- [Exercise]: Find every line below that contains the word "time" and copy it out.

-- Start --

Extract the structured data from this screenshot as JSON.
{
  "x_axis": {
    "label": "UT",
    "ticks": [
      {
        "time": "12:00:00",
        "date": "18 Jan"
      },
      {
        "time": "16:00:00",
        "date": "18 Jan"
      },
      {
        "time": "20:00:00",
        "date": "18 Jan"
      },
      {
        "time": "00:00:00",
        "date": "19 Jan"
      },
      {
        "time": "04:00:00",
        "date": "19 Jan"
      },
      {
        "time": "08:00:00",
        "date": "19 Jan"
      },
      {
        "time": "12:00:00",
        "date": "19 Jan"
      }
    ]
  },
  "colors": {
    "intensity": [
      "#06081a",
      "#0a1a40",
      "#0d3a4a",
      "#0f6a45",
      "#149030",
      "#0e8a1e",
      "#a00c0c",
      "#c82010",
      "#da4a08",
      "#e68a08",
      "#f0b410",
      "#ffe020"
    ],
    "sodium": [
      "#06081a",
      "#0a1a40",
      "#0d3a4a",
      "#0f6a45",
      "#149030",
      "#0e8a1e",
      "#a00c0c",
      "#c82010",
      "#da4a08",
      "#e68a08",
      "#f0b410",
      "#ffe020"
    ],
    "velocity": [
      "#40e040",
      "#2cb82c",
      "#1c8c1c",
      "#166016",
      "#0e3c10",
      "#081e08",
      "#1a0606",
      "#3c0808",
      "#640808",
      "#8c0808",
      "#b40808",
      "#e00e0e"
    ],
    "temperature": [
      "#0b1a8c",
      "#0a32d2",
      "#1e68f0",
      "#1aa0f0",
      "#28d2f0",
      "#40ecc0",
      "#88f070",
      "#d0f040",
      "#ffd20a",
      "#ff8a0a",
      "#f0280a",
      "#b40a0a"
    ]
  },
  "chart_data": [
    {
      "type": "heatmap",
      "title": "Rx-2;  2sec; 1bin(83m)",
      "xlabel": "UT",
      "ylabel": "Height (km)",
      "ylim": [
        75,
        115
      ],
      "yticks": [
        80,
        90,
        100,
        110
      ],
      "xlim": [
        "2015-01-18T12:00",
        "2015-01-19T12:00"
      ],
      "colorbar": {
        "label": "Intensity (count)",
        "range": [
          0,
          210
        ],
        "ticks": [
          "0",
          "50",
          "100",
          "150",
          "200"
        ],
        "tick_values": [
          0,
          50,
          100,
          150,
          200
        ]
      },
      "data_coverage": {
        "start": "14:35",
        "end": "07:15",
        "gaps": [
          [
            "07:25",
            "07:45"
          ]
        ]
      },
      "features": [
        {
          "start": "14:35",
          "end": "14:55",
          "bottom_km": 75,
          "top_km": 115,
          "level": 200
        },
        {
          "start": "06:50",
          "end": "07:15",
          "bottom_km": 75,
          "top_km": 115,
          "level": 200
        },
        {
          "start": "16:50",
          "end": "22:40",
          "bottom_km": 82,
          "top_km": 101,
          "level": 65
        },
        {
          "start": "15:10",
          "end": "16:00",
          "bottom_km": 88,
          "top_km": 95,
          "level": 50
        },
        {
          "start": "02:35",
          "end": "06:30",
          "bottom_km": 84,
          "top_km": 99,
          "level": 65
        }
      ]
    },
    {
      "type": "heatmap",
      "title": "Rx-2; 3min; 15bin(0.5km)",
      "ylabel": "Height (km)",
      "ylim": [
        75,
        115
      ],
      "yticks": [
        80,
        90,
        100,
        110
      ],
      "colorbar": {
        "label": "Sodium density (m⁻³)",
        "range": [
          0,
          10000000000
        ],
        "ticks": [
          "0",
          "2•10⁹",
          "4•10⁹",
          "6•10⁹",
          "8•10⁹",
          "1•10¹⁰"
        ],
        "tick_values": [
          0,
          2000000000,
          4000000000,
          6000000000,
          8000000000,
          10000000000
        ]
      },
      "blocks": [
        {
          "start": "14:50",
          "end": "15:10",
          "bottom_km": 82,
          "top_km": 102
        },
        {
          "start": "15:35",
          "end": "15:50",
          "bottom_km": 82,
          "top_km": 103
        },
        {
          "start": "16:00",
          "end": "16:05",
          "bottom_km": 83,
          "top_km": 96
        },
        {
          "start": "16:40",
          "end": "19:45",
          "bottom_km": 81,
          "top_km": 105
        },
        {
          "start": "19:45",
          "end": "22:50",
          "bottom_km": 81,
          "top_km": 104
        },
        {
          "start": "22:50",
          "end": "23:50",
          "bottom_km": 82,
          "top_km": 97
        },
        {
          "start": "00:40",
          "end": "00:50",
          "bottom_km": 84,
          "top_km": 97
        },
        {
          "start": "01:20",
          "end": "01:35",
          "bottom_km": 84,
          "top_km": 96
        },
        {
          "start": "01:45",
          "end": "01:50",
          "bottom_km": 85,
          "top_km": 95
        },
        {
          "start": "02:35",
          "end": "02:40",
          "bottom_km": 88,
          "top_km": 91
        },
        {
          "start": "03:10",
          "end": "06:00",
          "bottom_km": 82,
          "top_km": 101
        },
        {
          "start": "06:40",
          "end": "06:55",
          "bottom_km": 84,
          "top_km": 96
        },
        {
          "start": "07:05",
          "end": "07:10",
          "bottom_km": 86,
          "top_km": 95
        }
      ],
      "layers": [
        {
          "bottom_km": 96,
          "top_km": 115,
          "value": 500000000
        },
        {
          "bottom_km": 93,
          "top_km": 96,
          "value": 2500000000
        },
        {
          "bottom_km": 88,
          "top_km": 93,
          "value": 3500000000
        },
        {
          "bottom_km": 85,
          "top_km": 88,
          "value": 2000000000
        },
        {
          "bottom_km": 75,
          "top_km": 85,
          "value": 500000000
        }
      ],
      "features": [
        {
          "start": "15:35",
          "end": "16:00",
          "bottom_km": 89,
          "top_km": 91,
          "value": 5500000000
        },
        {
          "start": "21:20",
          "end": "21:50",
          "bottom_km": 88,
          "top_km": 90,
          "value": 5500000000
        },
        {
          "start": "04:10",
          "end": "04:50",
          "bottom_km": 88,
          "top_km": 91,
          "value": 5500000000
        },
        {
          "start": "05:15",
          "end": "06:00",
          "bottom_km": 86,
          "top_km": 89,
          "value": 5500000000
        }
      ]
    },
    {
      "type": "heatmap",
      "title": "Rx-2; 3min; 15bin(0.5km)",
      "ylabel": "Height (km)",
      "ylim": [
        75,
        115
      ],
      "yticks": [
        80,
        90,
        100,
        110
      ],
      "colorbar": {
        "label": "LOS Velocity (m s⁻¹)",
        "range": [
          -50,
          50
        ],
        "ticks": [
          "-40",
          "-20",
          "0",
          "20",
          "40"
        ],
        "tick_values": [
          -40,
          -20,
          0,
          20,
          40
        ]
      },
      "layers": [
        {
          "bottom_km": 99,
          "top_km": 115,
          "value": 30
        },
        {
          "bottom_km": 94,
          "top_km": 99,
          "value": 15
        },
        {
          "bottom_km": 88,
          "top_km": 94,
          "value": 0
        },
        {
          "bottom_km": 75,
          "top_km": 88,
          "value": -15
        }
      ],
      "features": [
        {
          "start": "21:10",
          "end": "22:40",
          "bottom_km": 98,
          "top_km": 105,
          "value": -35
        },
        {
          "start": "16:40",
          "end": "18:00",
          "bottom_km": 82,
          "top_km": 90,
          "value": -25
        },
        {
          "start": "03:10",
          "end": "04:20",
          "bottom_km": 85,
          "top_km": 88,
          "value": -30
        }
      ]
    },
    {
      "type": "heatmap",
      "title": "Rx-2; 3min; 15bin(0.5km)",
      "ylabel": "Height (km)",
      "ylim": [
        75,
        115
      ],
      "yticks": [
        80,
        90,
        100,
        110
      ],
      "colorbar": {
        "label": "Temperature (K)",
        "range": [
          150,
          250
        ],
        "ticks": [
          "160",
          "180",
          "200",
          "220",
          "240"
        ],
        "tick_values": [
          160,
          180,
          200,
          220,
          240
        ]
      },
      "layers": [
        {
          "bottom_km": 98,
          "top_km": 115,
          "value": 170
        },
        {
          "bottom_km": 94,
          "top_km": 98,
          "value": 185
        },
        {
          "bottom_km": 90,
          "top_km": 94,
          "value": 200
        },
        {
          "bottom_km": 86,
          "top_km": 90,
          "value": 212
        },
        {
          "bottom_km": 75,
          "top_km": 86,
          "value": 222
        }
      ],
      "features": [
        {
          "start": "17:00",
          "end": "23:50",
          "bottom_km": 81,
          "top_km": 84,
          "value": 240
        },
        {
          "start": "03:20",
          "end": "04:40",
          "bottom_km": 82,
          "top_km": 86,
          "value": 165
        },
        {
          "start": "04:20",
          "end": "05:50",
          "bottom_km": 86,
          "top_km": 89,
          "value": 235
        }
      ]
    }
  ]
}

-- End --

- [Correct answer]:
        "time": "12:00:00",
        "time": "16:00:00",
        "time": "20:00:00",
        "time": "00:00:00",
        "time": "04:00:00",
        "time": "08:00:00",
        "time": "12:00:00",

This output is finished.